- TASK INSTRUCTIONS:
Check every line of the entries for "name", and copy the lines that hold it.

- Records from a collection of figures:
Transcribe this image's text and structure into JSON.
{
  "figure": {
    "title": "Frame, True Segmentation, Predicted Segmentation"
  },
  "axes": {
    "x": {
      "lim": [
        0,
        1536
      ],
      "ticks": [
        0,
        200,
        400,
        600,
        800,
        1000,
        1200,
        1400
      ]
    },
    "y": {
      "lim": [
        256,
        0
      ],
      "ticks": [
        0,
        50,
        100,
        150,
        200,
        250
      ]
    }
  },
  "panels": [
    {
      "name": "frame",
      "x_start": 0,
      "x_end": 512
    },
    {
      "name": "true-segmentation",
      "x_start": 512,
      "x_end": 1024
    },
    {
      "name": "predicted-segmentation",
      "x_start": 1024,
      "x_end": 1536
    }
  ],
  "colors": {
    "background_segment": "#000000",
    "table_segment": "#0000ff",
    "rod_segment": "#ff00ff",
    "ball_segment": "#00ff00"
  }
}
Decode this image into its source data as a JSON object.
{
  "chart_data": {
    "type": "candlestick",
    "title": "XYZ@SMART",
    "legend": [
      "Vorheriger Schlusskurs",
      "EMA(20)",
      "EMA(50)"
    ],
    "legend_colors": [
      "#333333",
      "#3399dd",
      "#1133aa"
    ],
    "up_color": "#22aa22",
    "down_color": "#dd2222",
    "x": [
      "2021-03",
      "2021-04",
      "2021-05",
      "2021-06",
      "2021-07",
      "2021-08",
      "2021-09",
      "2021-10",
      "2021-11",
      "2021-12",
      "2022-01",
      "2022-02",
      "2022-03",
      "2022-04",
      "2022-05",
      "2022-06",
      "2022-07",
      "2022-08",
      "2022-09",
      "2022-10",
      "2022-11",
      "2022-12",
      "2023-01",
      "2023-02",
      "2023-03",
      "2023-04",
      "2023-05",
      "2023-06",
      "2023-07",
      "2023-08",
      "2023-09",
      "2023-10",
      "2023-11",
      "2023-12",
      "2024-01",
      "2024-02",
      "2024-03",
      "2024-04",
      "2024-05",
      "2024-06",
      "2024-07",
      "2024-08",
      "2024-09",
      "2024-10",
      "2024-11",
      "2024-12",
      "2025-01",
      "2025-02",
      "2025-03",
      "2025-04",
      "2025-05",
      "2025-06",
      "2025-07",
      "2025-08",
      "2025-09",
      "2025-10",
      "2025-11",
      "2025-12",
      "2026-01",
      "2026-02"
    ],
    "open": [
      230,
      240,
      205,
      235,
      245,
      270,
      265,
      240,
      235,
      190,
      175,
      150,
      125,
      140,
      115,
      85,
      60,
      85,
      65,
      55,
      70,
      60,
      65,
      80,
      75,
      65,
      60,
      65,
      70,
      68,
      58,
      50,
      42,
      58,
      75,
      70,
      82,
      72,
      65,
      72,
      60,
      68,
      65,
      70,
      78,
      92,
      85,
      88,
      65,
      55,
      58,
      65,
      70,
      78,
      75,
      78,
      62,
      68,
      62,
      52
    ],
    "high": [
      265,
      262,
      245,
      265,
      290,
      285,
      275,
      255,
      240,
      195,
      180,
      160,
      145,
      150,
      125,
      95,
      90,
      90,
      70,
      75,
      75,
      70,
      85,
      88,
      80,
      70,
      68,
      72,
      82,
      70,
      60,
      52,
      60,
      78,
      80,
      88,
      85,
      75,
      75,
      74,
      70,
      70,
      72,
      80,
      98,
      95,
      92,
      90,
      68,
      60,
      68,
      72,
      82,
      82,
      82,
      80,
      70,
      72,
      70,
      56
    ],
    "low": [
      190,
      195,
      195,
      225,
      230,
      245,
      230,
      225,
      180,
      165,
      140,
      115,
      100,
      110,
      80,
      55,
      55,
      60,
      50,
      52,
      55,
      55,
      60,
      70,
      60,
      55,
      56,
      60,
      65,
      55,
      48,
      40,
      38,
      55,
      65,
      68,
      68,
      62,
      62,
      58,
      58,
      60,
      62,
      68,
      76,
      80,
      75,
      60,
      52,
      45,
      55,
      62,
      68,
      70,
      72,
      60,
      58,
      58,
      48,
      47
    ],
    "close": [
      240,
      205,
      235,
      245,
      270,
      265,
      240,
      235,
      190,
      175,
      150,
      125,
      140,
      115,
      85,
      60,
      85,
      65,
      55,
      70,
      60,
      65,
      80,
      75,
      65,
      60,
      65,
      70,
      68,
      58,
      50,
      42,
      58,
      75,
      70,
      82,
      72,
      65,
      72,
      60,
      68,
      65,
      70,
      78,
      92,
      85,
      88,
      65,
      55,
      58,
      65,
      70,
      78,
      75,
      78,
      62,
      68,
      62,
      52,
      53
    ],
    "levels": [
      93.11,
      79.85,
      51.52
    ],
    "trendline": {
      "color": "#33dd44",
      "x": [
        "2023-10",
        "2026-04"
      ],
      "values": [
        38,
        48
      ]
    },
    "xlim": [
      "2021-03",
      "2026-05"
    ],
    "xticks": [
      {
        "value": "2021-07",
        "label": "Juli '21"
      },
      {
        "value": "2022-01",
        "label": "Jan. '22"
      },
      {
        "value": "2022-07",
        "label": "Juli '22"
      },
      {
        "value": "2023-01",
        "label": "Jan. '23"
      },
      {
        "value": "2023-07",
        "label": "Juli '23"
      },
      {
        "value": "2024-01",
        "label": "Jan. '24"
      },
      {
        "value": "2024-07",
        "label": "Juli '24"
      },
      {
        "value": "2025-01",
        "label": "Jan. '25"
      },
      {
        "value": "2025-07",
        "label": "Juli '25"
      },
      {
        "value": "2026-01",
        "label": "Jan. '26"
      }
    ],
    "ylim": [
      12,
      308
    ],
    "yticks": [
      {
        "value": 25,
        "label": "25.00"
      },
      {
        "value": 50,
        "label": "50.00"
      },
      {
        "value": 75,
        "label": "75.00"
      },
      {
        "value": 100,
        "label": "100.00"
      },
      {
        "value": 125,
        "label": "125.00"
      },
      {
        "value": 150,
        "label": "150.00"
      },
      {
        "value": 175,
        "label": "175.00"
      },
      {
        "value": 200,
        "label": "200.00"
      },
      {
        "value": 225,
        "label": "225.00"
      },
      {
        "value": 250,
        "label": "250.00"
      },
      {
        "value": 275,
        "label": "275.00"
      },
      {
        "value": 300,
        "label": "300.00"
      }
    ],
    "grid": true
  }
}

- WRITTEN SOLUTION:
      "name": "frame",
      "name": "true-segmentation",
      "name": "predicted-segmentation",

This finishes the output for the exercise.